[Extracted records]
↓

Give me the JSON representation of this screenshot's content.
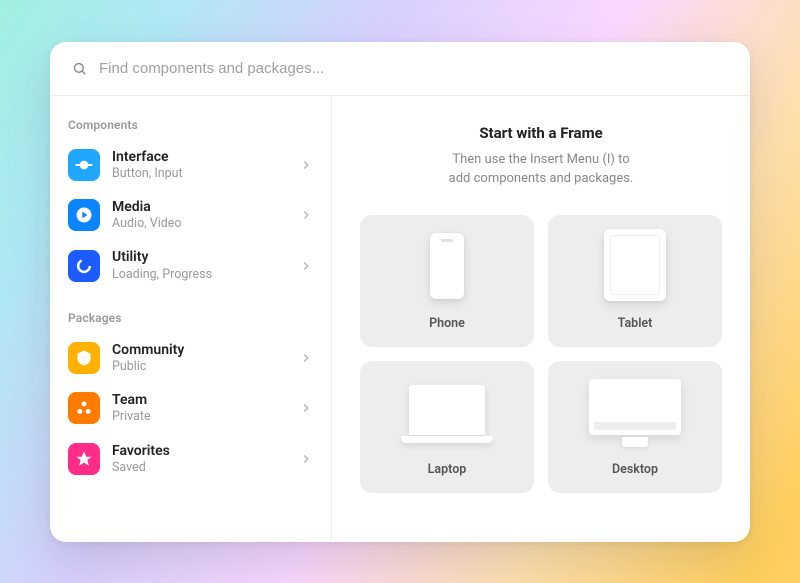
{
  "search": {
    "placeholder": "Find components and packages..."
  },
  "sidebar": {
    "section_components": "Components",
    "section_packages": "Packages",
    "components": [
      {
        "title": "Interface",
        "subtitle": "Button, Input",
        "icon": "interface",
        "color": "#1EA7FD"
      },
      {
        "title": "Media",
        "subtitle": "Audio, Video",
        "icon": "media",
        "color": "#0A84FF"
      },
      {
        "title": "Utility",
        "subtitle": "Loading, Progress",
        "icon": "utility",
        "color": "#1B5BFF"
      }
    ],
    "packages": [
      {
        "title": "Community",
        "subtitle": "Public",
        "icon": "community",
        "color": "#FFB000"
      },
      {
        "title": "Team",
        "subtitle": "Private",
        "icon": "team",
        "color": "#FF7A00"
      },
      {
        "title": "Favorites",
        "subtitle": "Saved",
        "icon": "favorites",
        "color": "#FF2D87"
      }
    ]
  },
  "main": {
    "title": "Start with a Frame",
    "subtitle_line1": "Then use the Insert Menu (I) to",
    "subtitle_line2": "add components and packages.",
    "frames": [
      {
        "label": "Phone",
        "kind": "phone"
      },
      {
        "label": "Tablet",
        "kind": "tablet"
      },
      {
        "label": "Laptop",
        "kind": "laptop"
      },
      {
        "label": "Desktop",
        "kind": "desktop"
      }
    ]
  }
}
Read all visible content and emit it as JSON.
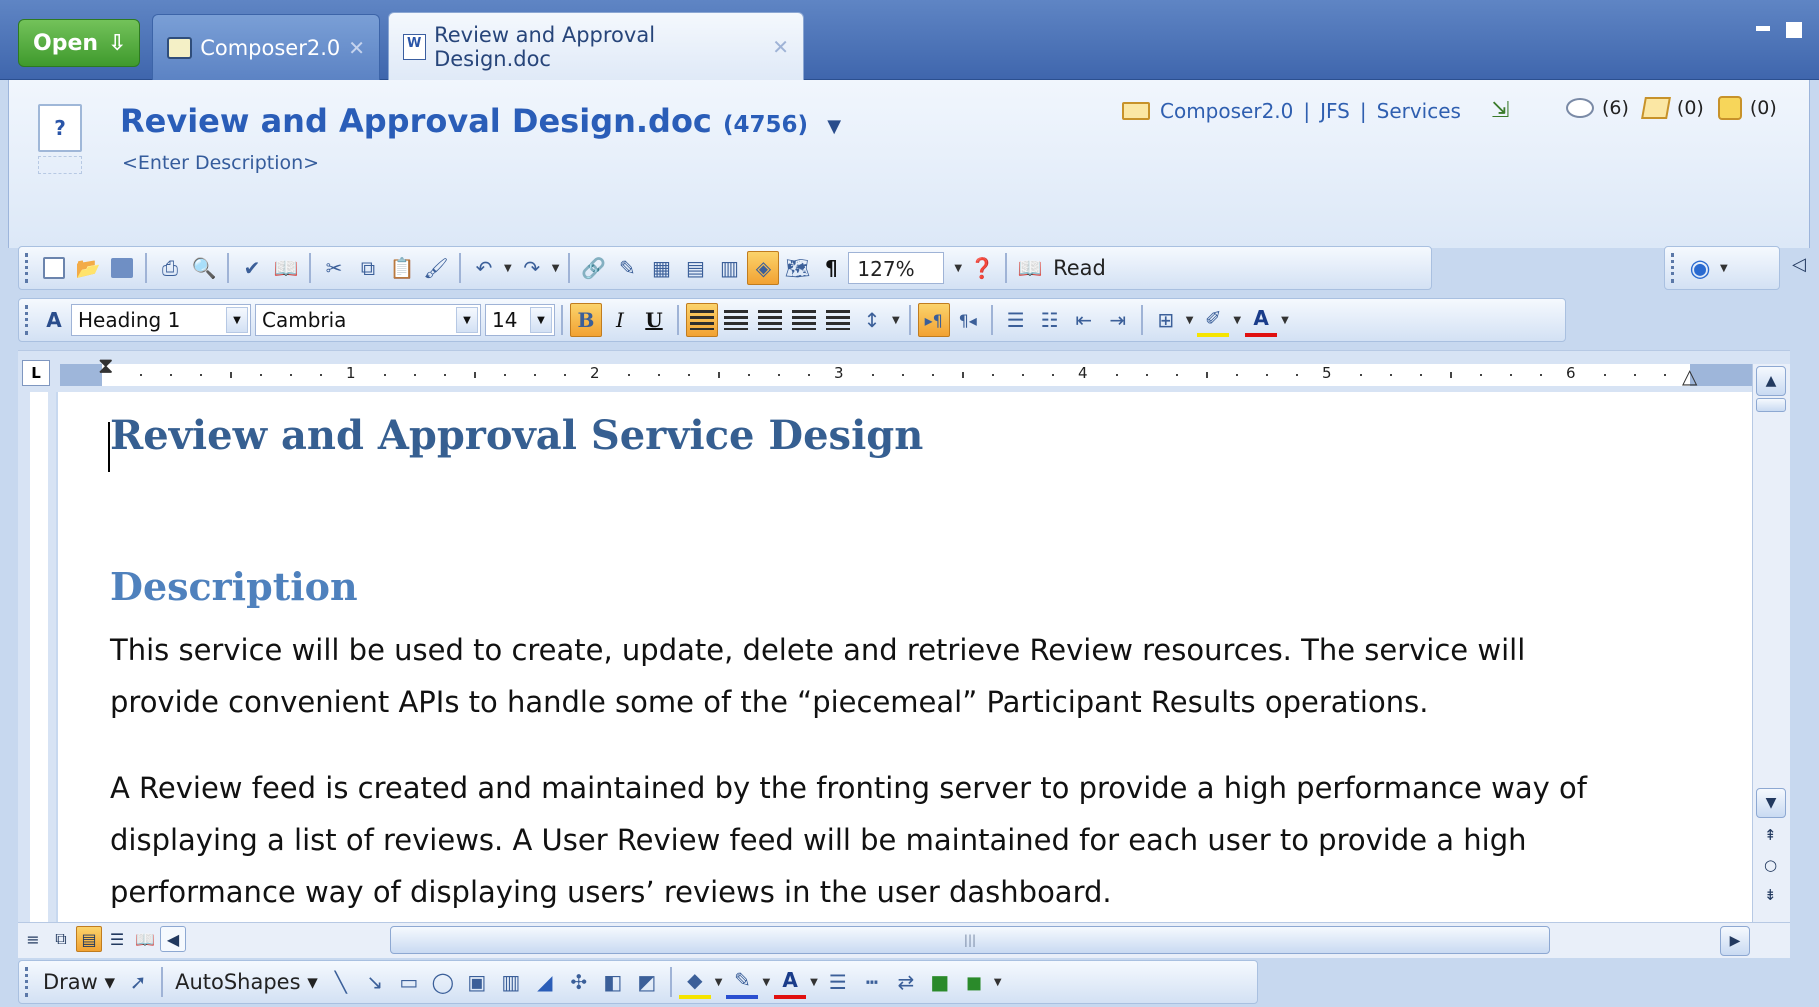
{
  "tabs": {
    "open_label": "Open",
    "composer_label": "Composer2.0",
    "doc_label": "Review and Approval Design.doc"
  },
  "header": {
    "title": "Review and Approval Design.doc",
    "doc_number": "(4756)",
    "description_placeholder": "<Enter Description>",
    "breadcrumb": [
      "Composer2.0",
      "JFS",
      "Services"
    ],
    "comments_count": "(6)",
    "edits_count": "(0)",
    "tasks_count": "(0)"
  },
  "toolbar_standard": {
    "zoom": "127%",
    "read_label": "Read"
  },
  "toolbar_format": {
    "style": "Heading 1",
    "font": "Cambria",
    "size": "14",
    "bold": "B",
    "italic": "I",
    "underline": "U"
  },
  "ruler": {
    "labels": [
      "1",
      "2",
      "3",
      "4",
      "5",
      "6"
    ]
  },
  "document": {
    "title": "Review and Approval Service Design",
    "heading": "Description",
    "paragraph1_line1": "This service will be used to create, update, delete and retrieve Review resources.  The service will",
    "paragraph1_line2": "provide convenient APIs to handle some of the “piecemeal” Participant Results operations.",
    "paragraph2_line1": "A Review feed is created and maintained by the fronting server to provide a high performance way of",
    "paragraph2_line2": "displaying a list of reviews.  A User Review feed will be maintained for each user to provide a high",
    "paragraph2_line3": "performance way of displaying users’ reviews in the user dashboard."
  },
  "drawing_toolbar": {
    "draw_label": "Draw",
    "autoshapes_label": "AutoShapes"
  },
  "colors": {
    "title_blue": "#365f91",
    "heading_blue": "#4f81bd",
    "accent_orange": "#f2a233",
    "open_green": "#3f9a2d"
  }
}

↑

**Written problem:** Pictures in the records above are not copied; print everything else exactly.

**Answer to the task:**
Give me the JSON representation of this screenshot's content.
{
  "search": {
    "placeholder": "Find components and packages..."
  },
  "sidebar": {
    "section_components": "Components",
    "section_packages": "Packages",
    "components": [
      {
        "title": "Interface",
        "subtitle": "Button, Input",
        "icon": "interface",
        "color": "#1EA7FD"
      },
      {
        "title": "Media",
        "subtitle": "Audio, Video",
        "icon": "media",
        "color": "#0A84FF"
      },
      {
        "title": "Utility",
        "subtitle": "Loading, Progress",
        "icon": "utility",
        "color": "#1B5BFF"
      }
    ],
    "packages": [
      {
        "title": "Community",
        "subtitle": "Public",
        "icon": "community",
        "color": "#FFB000"
      },
      {
        "title": "Team",
        "subtitle": "Private",
        "icon": "team",
        "color": "#FF7A00"
      },
      {
        "title": "Favorites",
        "subtitle": "Saved",
        "icon": "favorites",
        "color": "#FF2D87"
      }
    ]
  },
  "main": {
    "title": "Start with a Frame",
    "subtitle_line1": "Then use the Insert Menu (I) to",
    "subtitle_line2": "add components and packages.",
    "frames": [
      {
        "label": "Phone",
        "kind": "phone"
      },
      {
        "label": "Tablet",
        "kind": "tablet"
      },
      {
        "label": "Laptop",
        "kind": "laptop"
      },
      {
        "label": "Desktop",
        "kind": "desktop"
      }
    ]
  }
}
Read all visible content and emit it as JSON.
{
  "tabs": {
    "open_label": "Open",
    "composer_label": "Composer2.0",
    "doc_label": "Review and Approval Design.doc"
  },
  "header": {
    "title": "Review and Approval Design.doc",
    "doc_number": "(4756)",
    "description_placeholder": "<Enter Description>",
    "breadcrumb": [
      "Composer2.0",
      "JFS",
      "Services"
    ],
    "comments_count": "(6)",
    "edits_count": "(0)",
    "tasks_count": "(0)"
  },
  "toolbar_standard": {
    "zoom": "127%",
    "read_label": "Read"
  },
  "toolbar_format": {
    "style": "Heading 1",
    "font": "Cambria",
    "size": "14",
    "bold": "B",
    "italic": "I",
    "underline": "U"
  },
  "ruler": {
    "labels": [
      "1",
      "2",
      "3",
      "4",
      "5",
      "6"
    ]
  },
  "document": {
    "title": "Review and Approval Service Design",
    "heading": "Description",
    "paragraph1_line1": "This service will be used to create, update, delete and retrieve Review resources.  The service will",
    "paragraph1_line2": "provide convenient APIs to handle some of the “piecemeal” Participant Results operations.",
    "paragraph2_line1": "A Review feed is created and maintained by the fronting server to provide a high performance way of",
    "paragraph2_line2": "displaying a list of reviews.  A User Review feed will be maintained for each user to provide a high",
    "paragraph2_line3": "performance way of displaying users’ reviews in the user dashboard."
  },
  "drawing_toolbar": {
    "draw_label": "Draw",
    "autoshapes_label": "AutoShapes"
  },
  "colors": {
    "title_blue": "#365f91",
    "heading_blue": "#4f81bd",
    "accent_orange": "#f2a233",
    "open_green": "#3f9a2d"
  }
}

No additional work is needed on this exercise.